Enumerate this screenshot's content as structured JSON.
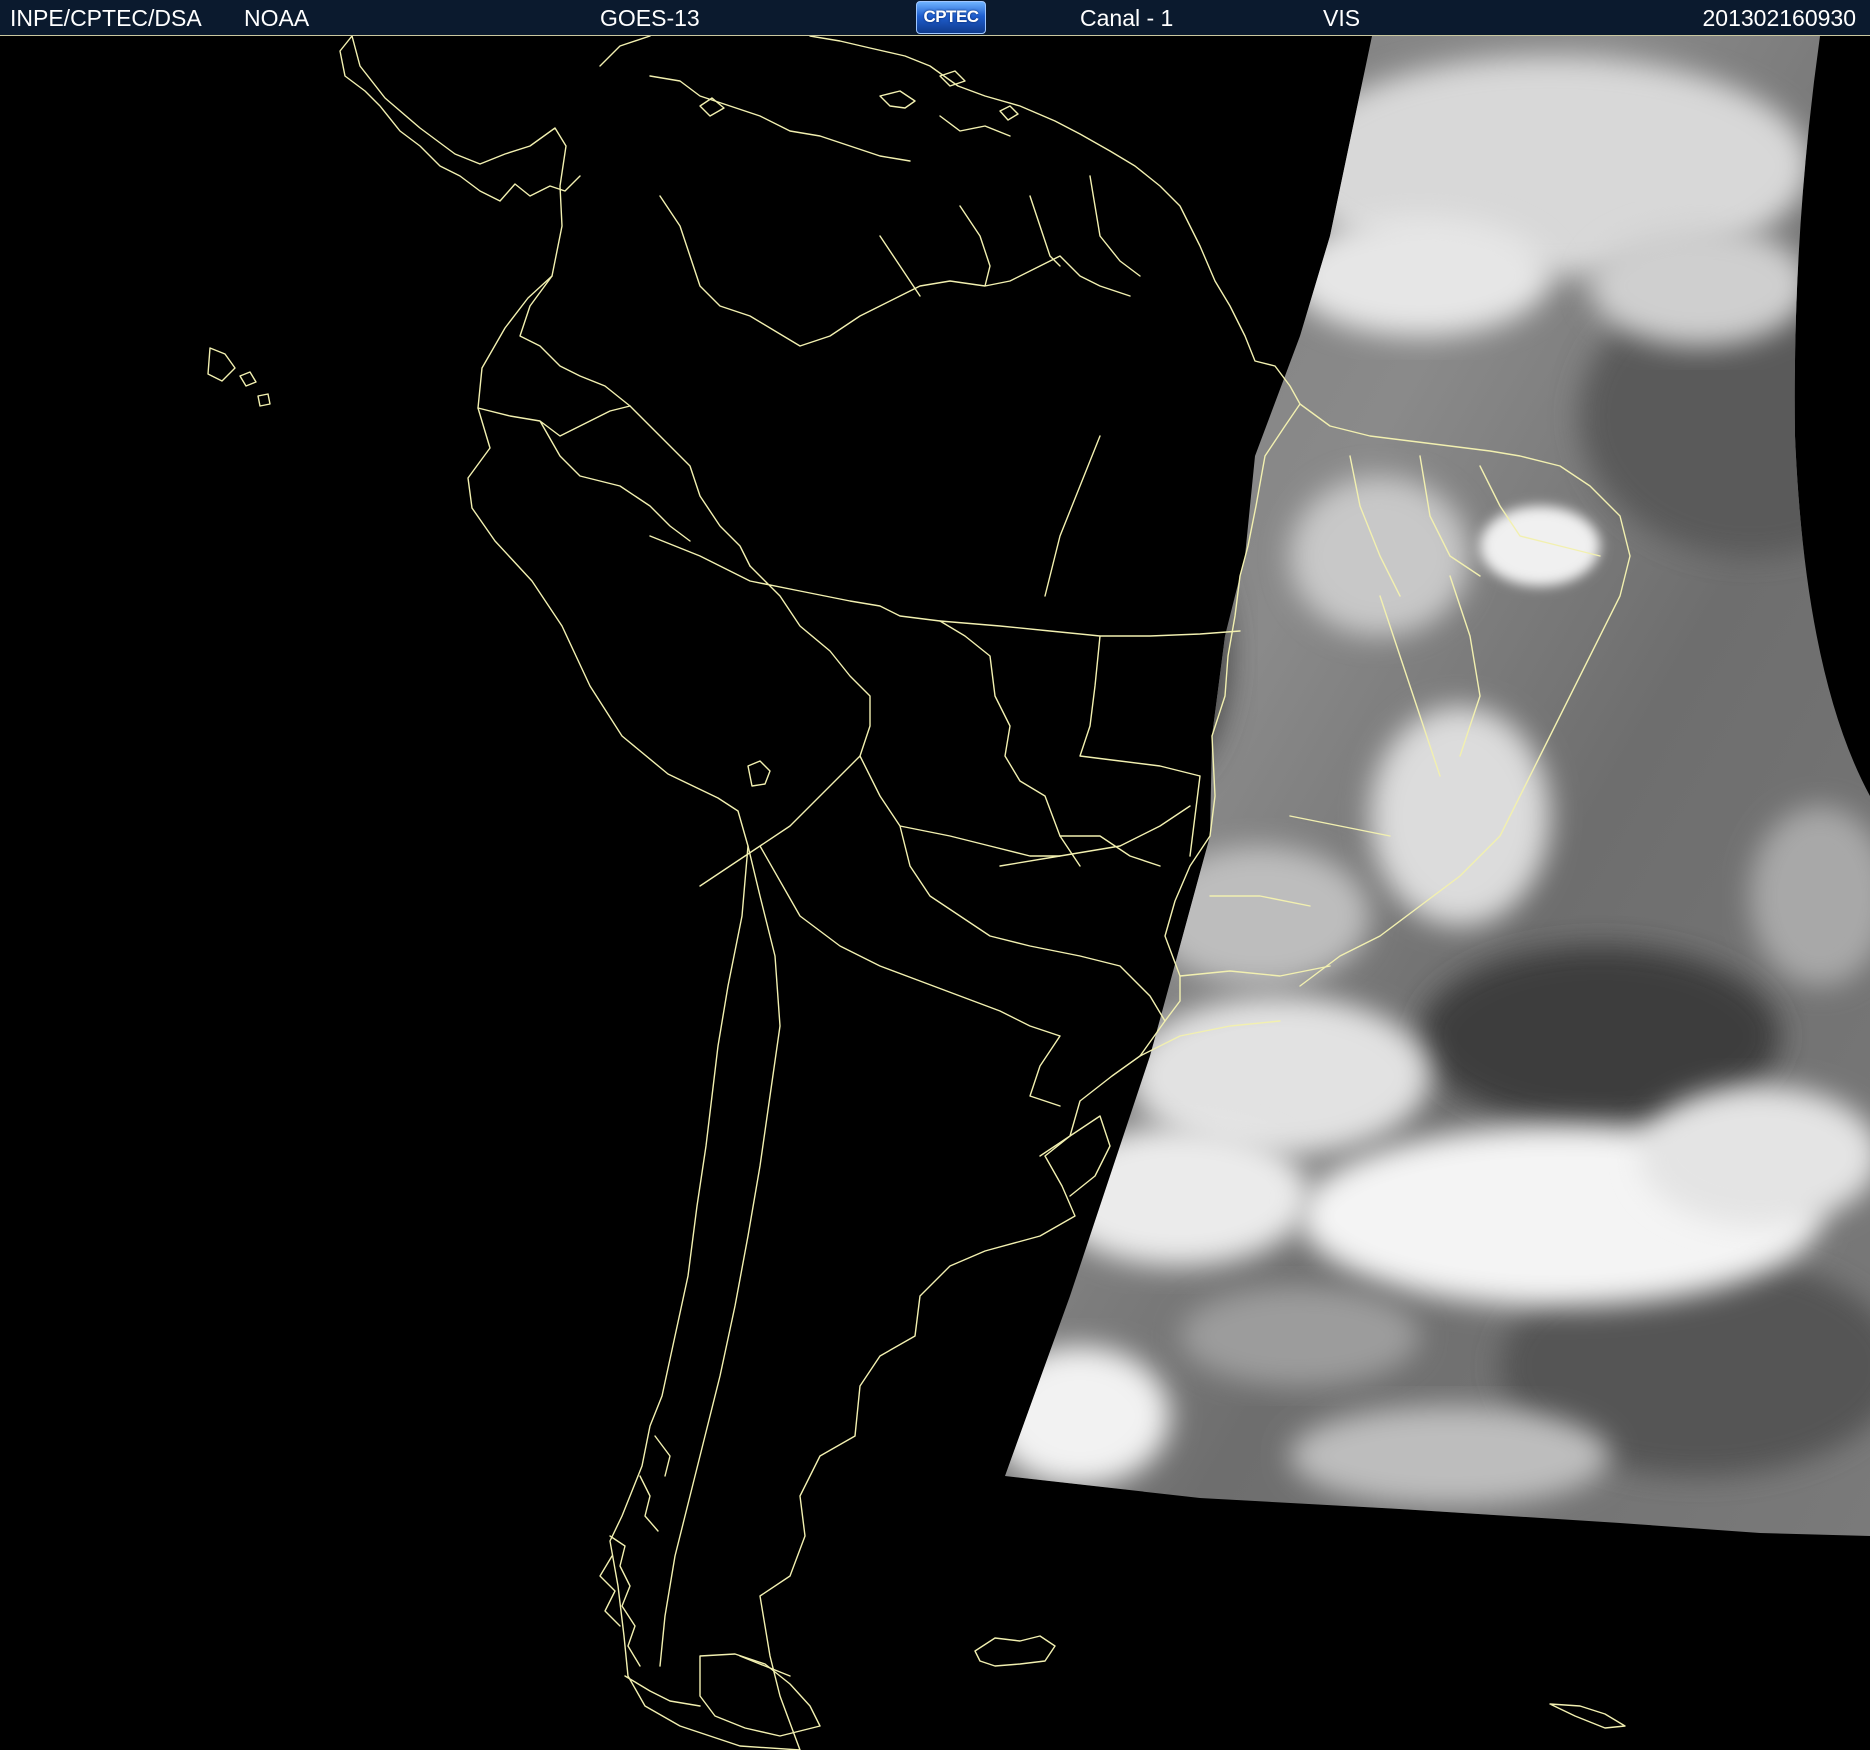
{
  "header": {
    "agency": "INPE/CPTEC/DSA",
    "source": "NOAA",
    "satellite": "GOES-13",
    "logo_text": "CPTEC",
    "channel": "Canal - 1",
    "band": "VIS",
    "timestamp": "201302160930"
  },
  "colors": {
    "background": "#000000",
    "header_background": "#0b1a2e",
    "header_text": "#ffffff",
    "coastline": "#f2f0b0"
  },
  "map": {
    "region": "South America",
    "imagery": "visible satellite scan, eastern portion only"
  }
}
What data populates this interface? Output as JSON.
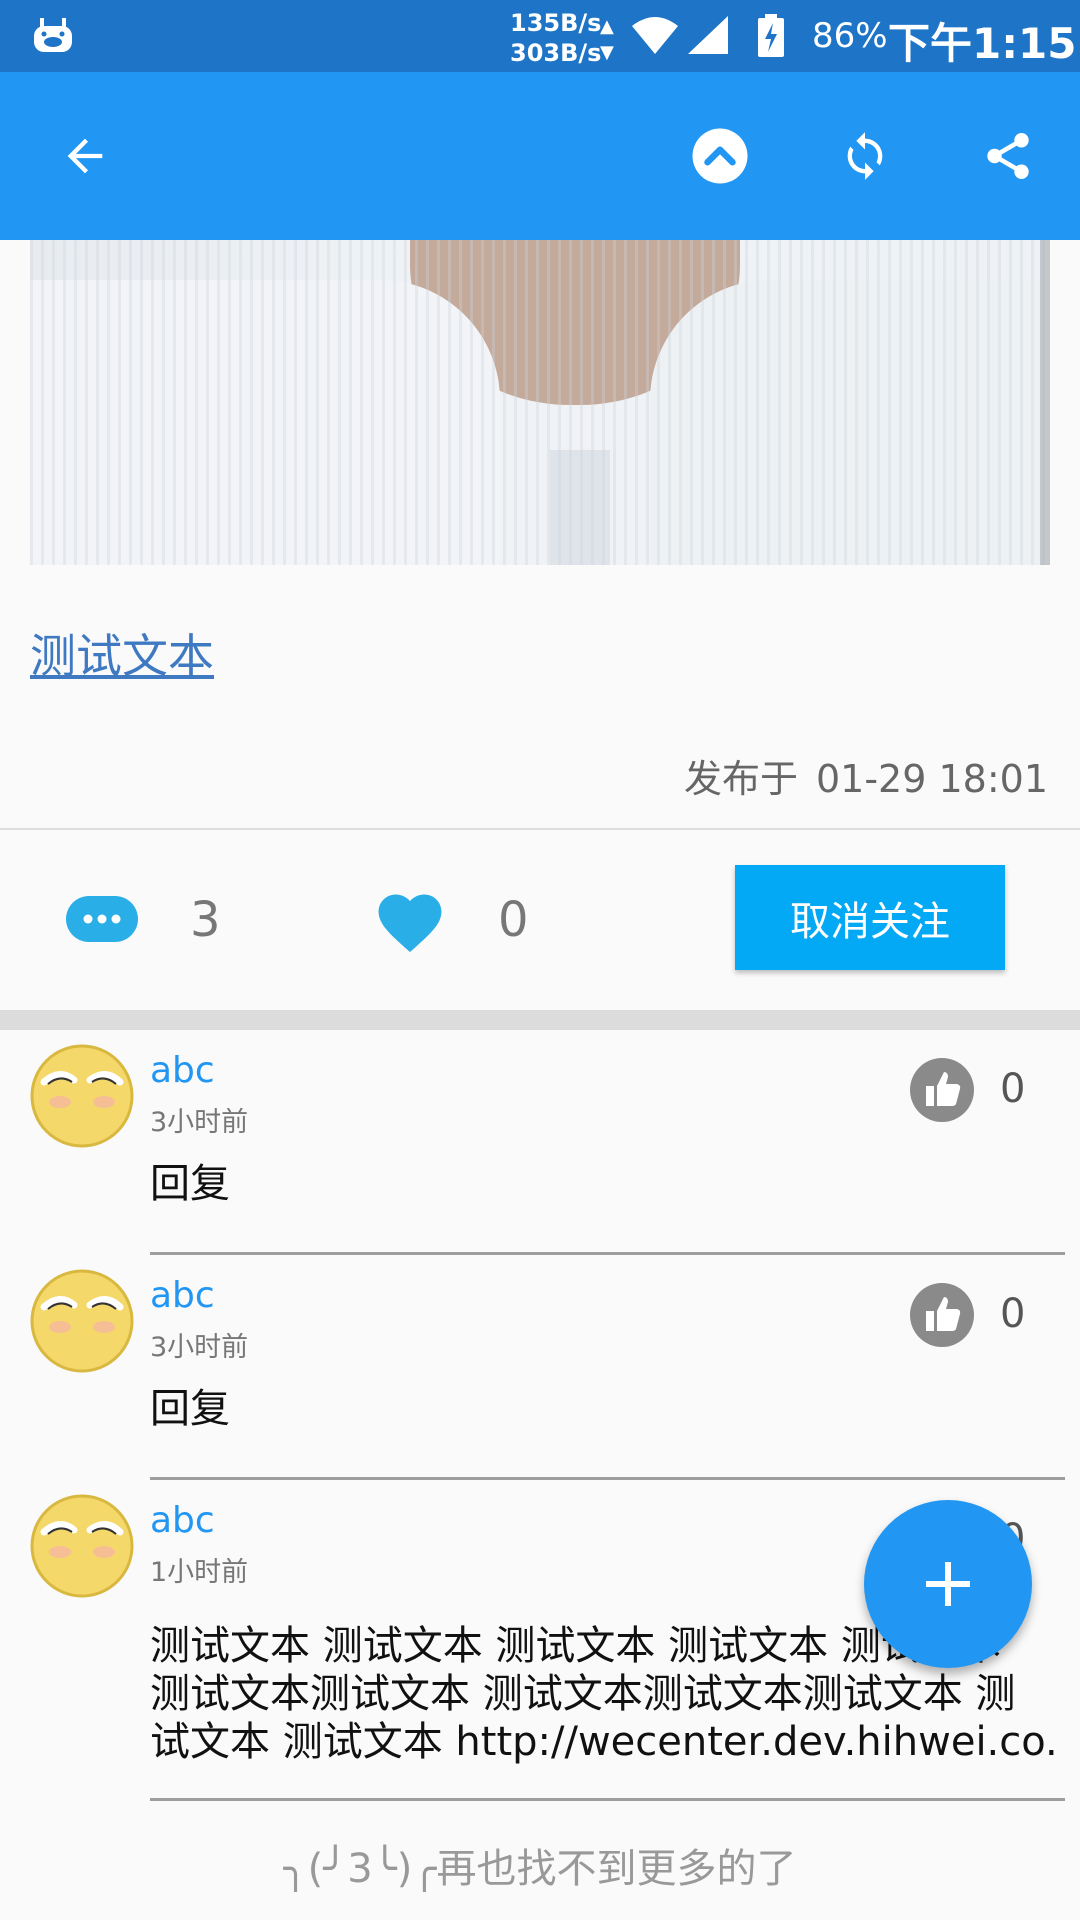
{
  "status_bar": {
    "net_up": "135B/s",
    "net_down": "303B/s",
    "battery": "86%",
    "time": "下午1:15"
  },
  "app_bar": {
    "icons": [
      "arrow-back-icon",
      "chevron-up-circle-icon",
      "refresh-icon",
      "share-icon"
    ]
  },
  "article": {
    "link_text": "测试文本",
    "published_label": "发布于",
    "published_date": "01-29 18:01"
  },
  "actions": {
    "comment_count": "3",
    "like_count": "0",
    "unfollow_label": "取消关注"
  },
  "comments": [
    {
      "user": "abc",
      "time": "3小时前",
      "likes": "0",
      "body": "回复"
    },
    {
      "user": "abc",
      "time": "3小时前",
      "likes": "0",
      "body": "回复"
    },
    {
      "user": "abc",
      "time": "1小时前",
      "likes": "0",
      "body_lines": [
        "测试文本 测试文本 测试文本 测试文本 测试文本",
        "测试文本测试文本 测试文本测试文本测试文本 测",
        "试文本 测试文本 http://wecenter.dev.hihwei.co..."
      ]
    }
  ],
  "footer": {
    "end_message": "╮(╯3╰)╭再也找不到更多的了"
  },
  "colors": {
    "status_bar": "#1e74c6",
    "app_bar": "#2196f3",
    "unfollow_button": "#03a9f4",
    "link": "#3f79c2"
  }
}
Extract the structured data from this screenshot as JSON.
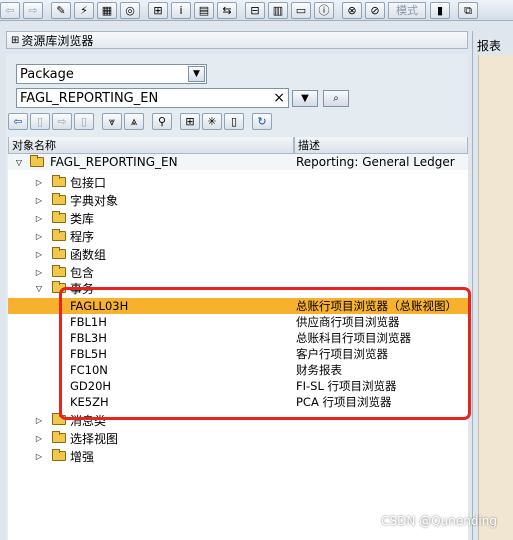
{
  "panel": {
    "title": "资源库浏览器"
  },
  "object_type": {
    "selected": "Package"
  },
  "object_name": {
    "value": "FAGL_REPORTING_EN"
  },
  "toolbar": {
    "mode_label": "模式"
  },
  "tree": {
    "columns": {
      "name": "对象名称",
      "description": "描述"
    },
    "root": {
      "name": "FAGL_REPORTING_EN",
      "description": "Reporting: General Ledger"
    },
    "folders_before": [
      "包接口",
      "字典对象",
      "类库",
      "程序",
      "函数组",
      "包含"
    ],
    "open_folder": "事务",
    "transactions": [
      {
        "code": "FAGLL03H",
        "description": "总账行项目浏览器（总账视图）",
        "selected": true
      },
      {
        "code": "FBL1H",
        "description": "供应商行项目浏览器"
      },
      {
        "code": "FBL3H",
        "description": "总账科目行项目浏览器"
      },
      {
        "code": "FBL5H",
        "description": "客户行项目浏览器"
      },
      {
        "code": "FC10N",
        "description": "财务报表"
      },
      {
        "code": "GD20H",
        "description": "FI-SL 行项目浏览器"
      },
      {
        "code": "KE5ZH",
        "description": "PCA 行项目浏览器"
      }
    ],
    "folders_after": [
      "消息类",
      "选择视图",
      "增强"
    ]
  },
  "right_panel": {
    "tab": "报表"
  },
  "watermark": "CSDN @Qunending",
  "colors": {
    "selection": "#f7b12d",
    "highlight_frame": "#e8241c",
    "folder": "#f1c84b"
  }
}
--
» PROBLEM DETAILS
Pictures in the data above should not be copied; transcribe everything else exactly.

» FULL OUTPUT
Enumerate this screenshot's content as structured JSON.
{
  "header": {
    "agency": "INPE/CPTEC/DSA",
    "source": "NOAA",
    "satellite": "GOES-13",
    "logo_text": "CPTEC",
    "channel": "Canal - 1",
    "band": "VIS",
    "timestamp": "201302160930"
  },
  "colors": {
    "background": "#000000",
    "header_background": "#0b1a2e",
    "header_text": "#ffffff",
    "coastline": "#f2f0b0"
  },
  "map": {
    "region": "South America",
    "imagery": "visible satellite scan, eastern portion only"
  }
}
What data populates this interface? Output as JSON.
{
  "status_bar": {
    "net_up": "135B/s",
    "net_down": "303B/s",
    "battery": "86%",
    "time": "下午1:15"
  },
  "app_bar": {
    "icons": [
      "arrow-back-icon",
      "chevron-up-circle-icon",
      "refresh-icon",
      "share-icon"
    ]
  },
  "article": {
    "link_text": "测试文本",
    "published_label": "发布于",
    "published_date": "01-29 18:01"
  },
  "actions": {
    "comment_count": "3",
    "like_count": "0",
    "unfollow_label": "取消关注"
  },
  "comments": [
    {
      "user": "abc",
      "time": "3小时前",
      "likes": "0",
      "body": "回复"
    },
    {
      "user": "abc",
      "time": "3小时前",
      "likes": "0",
      "body": "回复"
    },
    {
      "user": "abc",
      "time": "1小时前",
      "likes": "0",
      "body_lines": [
        "测试文本 测试文本 测试文本 测试文本 测试文本",
        "测试文本测试文本 测试文本测试文本测试文本 测",
        "试文本 测试文本 http://wecenter.dev.hihwei.co..."
      ]
    }
  ],
  "footer": {
    "end_message": "╮(╯3╰)╭再也找不到更多的了"
  },
  "colors": {
    "status_bar": "#1e74c6",
    "app_bar": "#2196f3",
    "unfollow_button": "#03a9f4",
    "link": "#3f79c2"
  }
}
Extract the structured data from this screenshot as JSON.
{
  "panel": {
    "title": "资源库浏览器"
  },
  "object_type": {
    "selected": "Package"
  },
  "object_name": {
    "value": "FAGL_REPORTING_EN"
  },
  "toolbar": {
    "mode_label": "模式"
  },
  "tree": {
    "columns": {
      "name": "对象名称",
      "description": "描述"
    },
    "root": {
      "name": "FAGL_REPORTING_EN",
      "description": "Reporting: General Ledger"
    },
    "folders_before": [
      "包接口",
      "字典对象",
      "类库",
      "程序",
      "函数组",
      "包含"
    ],
    "open_folder": "事务",
    "transactions": [
      {
        "code": "FAGLL03H",
        "description": "总账行项目浏览器（总账视图）",
        "selected": true
      },
      {
        "code": "FBL1H",
        "description": "供应商行项目浏览器"
      },
      {
        "code": "FBL3H",
        "description": "总账科目行项目浏览器"
      },
      {
        "code": "FBL5H",
        "description": "客户行项目浏览器"
      },
      {
        "code": "FC10N",
        "description": "财务报表"
      },
      {
        "code": "GD20H",
        "description": "FI-SL 行项目浏览器"
      },
      {
        "code": "KE5ZH",
        "description": "PCA 行项目浏览器"
      }
    ],
    "folders_after": [
      "消息类",
      "选择视图",
      "增强"
    ]
  },
  "right_panel": {
    "tab": "报表"
  },
  "watermark": "CSDN @Qunending",
  "colors": {
    "selection": "#f7b12d",
    "highlight_frame": "#e8241c",
    "folder": "#f1c84b"
  }
}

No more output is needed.